Copy every line of the following data that includes the string "much".

Task inputs:
[Start]

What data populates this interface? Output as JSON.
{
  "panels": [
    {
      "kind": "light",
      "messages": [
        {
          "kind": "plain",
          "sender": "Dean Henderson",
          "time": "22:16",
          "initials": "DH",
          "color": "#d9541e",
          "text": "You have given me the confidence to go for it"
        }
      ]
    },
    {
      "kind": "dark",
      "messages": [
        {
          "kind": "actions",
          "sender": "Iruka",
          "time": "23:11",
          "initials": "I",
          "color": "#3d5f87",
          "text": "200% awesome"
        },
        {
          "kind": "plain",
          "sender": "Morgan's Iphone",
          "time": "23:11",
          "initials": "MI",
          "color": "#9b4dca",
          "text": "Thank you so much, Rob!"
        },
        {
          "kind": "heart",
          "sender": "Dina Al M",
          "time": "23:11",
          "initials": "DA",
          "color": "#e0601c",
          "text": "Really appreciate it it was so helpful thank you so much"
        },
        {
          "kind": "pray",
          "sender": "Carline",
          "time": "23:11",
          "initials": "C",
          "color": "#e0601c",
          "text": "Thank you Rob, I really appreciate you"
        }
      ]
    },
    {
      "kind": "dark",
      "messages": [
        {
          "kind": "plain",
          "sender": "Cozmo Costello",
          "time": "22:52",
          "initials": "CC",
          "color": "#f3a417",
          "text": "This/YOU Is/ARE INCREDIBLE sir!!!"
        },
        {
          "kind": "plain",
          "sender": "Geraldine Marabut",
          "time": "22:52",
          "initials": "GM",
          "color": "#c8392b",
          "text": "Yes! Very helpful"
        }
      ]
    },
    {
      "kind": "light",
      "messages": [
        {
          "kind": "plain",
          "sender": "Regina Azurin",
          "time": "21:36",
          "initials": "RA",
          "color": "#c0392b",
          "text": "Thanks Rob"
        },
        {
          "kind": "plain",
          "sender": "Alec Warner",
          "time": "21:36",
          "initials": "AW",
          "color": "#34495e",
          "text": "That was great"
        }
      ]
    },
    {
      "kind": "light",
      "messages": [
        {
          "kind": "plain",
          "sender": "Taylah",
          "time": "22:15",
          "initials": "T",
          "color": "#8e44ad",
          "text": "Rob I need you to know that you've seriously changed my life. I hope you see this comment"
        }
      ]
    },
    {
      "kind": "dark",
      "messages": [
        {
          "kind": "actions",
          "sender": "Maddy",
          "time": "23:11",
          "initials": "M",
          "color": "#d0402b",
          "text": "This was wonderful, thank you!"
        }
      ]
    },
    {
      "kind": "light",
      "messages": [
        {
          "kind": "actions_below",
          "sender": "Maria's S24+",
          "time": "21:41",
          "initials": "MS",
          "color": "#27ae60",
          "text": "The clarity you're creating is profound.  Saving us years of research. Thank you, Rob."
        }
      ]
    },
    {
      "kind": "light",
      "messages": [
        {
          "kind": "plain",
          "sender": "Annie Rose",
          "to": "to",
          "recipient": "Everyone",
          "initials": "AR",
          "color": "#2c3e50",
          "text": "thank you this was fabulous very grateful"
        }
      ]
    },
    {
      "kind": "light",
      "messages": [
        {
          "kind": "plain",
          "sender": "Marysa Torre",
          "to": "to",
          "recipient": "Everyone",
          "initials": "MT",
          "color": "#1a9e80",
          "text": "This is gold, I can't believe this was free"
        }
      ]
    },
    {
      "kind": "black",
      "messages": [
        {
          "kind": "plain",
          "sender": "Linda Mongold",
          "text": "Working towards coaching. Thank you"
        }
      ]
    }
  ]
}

[End]

Task response:
          "text": "Thank you so much, Rob!"
          "text": "Really appreciate it it was so helpful thank you so much"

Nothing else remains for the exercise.